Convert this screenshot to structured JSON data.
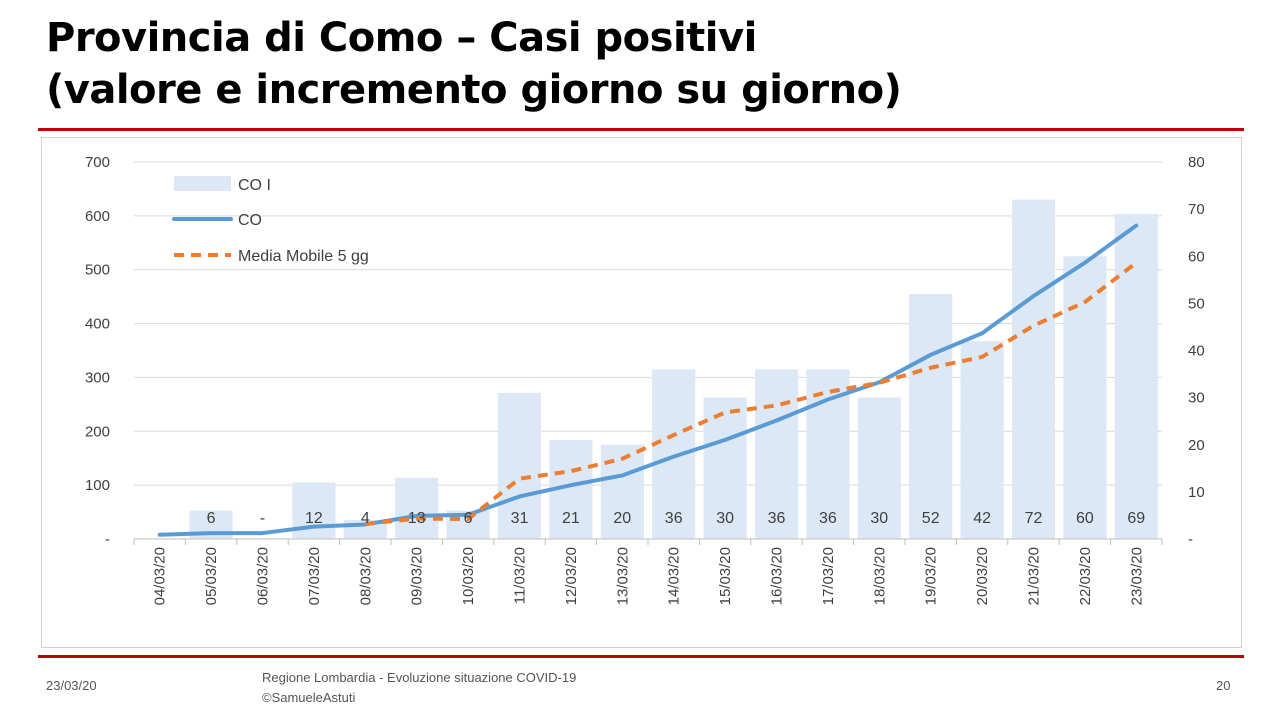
{
  "slide": {
    "title_line1": "Provincia di Como – Casi positivi",
    "title_line2": "(valore e incremento giorno su giorno)",
    "footer_date": "23/03/20",
    "footer_source_1": "Regione Lombardia - Evoluzione situazione COVID-19",
    "footer_source_2": "©SamueleAstuti",
    "page_number": "20"
  },
  "colors": {
    "bar": "#dce8f5",
    "line": "#5b9bd5",
    "moving_avg": "#ed7d31",
    "grid": "#d9d9d9",
    "text": "#404040",
    "rule": "#c00000"
  },
  "chart_data": {
    "type": "bar+line",
    "categories": [
      "04/03/20",
      "05/03/20",
      "06/03/20",
      "07/03/20",
      "08/03/20",
      "09/03/20",
      "10/03/20",
      "11/03/20",
      "12/03/20",
      "13/03/20",
      "14/03/20",
      "15/03/20",
      "16/03/20",
      "17/03/20",
      "18/03/20",
      "19/03/20",
      "20/03/20",
      "21/03/20",
      "22/03/20",
      "23/03/20"
    ],
    "series": [
      {
        "name": "CO I",
        "kind": "bar",
        "axis": "right",
        "values": [
          null,
          6,
          0,
          12,
          4,
          13,
          6,
          31,
          21,
          20,
          36,
          30,
          36,
          36,
          30,
          52,
          42,
          72,
          60,
          69
        ],
        "labels": [
          "",
          "6",
          "-",
          "12",
          "4",
          "13",
          "6",
          "31",
          "21",
          "20",
          "36",
          "30",
          "36",
          "36",
          "30",
          "52",
          "42",
          "72",
          "60",
          "69"
        ]
      },
      {
        "name": "CO",
        "kind": "line",
        "axis": "left",
        "values": [
          8,
          11,
          11,
          23,
          27,
          43,
          45,
          79,
          100,
          118,
          153,
          184,
          220,
          259,
          291,
          342,
          382,
          451,
          513,
          582
        ]
      },
      {
        "name": "Media Mobile 5 gg",
        "kind": "dashed-line",
        "axis": "left",
        "values": [
          null,
          null,
          null,
          null,
          28,
          38,
          37,
          112,
          126,
          149,
          193,
          235,
          248,
          273,
          290,
          318,
          338,
          396,
          440,
          513
        ]
      }
    ],
    "left_axis": {
      "ylim": [
        0,
        700
      ],
      "ticks": [
        "-",
        "100",
        "200",
        "300",
        "400",
        "500",
        "600",
        "700"
      ]
    },
    "right_axis": {
      "ylim": [
        0,
        80
      ],
      "ticks": [
        "-",
        "10",
        "20",
        "30",
        "40",
        "50",
        "60",
        "70",
        "80"
      ]
    },
    "grid": true,
    "legend": "top-left"
  }
}
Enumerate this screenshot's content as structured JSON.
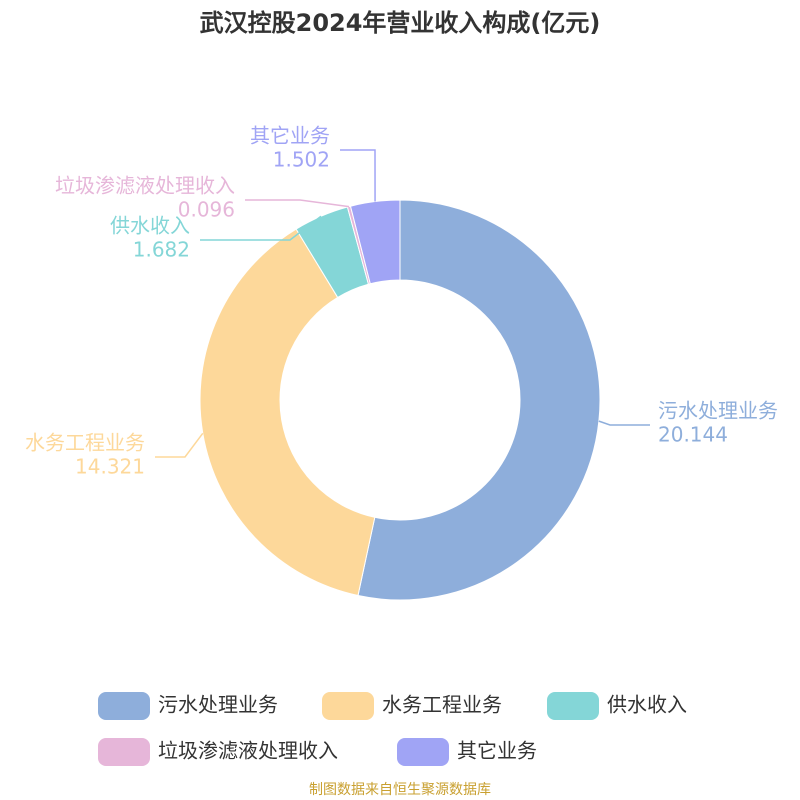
+ + + + + + +
- _What needs to be done_:
From the records, copy every line that has the string "name" in it.

- _Task output_:
        "name": "CO I",
        "name": "CO",
        "name": "Media Mobile 5 gg",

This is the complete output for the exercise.